TASK GOAL: Which lines include the word "order"? Copy each of them.

** START OF SUPPLIED RECORDS **

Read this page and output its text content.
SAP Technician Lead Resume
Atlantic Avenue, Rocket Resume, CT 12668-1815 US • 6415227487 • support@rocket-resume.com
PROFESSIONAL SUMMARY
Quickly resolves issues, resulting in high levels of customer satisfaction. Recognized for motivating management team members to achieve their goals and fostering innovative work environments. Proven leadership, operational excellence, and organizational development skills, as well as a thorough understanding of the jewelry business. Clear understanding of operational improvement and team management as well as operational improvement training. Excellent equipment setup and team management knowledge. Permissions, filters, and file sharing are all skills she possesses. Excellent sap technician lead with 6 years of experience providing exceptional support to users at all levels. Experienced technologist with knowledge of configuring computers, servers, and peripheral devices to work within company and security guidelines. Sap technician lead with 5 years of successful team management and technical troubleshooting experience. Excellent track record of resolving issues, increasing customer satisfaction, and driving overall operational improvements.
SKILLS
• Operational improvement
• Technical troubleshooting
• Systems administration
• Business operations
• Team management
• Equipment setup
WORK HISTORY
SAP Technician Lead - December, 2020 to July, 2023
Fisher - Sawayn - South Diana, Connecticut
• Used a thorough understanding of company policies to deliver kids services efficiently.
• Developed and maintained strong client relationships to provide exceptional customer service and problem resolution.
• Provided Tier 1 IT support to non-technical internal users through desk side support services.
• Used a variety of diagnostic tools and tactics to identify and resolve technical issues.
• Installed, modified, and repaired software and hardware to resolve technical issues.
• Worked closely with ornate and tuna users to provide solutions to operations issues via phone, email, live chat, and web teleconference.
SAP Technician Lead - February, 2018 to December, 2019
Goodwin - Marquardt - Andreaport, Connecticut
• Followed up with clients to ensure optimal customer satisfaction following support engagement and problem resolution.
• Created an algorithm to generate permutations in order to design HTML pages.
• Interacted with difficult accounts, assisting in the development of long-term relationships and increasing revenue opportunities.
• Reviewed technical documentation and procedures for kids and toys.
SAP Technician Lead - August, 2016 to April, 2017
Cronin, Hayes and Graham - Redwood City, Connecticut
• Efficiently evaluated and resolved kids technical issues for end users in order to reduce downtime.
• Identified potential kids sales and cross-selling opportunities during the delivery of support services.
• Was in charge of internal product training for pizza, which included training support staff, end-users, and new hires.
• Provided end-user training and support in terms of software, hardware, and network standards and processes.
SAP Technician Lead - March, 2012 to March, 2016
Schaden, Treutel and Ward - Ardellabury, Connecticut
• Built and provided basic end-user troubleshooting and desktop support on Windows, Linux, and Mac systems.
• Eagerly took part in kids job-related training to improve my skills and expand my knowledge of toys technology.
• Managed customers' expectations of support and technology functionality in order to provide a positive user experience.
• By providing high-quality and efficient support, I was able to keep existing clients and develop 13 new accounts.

** END OF SUPPLIED RECORDS **
** START OF SUPPLIED RECORDS **

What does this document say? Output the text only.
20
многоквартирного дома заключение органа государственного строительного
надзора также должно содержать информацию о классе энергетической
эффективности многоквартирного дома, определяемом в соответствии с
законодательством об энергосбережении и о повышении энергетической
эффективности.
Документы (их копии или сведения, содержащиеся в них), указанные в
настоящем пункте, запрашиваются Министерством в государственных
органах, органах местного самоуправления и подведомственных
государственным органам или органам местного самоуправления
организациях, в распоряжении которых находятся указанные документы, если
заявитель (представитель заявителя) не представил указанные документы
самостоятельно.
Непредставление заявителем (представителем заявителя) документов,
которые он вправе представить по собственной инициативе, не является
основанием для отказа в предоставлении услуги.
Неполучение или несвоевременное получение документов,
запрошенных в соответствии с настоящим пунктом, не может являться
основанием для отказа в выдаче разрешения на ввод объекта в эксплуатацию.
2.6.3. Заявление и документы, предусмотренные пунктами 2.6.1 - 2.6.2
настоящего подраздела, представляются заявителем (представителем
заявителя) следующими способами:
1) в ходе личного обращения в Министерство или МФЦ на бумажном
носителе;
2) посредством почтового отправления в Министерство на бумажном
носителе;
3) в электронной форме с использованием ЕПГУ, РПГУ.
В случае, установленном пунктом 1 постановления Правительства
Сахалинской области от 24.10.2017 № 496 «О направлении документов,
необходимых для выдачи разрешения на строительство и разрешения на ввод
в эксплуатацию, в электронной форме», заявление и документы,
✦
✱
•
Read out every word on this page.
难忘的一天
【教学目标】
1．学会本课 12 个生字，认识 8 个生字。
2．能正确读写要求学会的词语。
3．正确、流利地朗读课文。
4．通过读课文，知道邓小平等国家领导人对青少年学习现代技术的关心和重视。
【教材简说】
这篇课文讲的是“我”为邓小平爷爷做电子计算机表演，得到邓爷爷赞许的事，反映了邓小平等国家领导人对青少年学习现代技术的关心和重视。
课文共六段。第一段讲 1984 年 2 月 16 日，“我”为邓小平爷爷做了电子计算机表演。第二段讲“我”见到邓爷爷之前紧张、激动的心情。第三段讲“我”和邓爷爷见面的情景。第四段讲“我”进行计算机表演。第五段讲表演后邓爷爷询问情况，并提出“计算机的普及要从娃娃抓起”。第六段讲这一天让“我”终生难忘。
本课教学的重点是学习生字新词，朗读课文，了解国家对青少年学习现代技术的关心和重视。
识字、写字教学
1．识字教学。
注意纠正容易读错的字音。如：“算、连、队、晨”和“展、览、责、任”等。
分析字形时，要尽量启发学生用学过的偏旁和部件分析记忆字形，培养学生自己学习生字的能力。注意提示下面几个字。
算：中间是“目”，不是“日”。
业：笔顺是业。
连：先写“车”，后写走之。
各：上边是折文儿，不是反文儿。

** END OF SUPPLIED RECORDS **

ANSWER TO THE PROBLEM:
• Created an algorithm to generate permutations in order to design HTML pages.
• Efficiently evaluated and resolved kids technical issues for end users in order to reduce downtime.
• Managed customers' expectations of support and technology functionality in order to provide a positive user experience.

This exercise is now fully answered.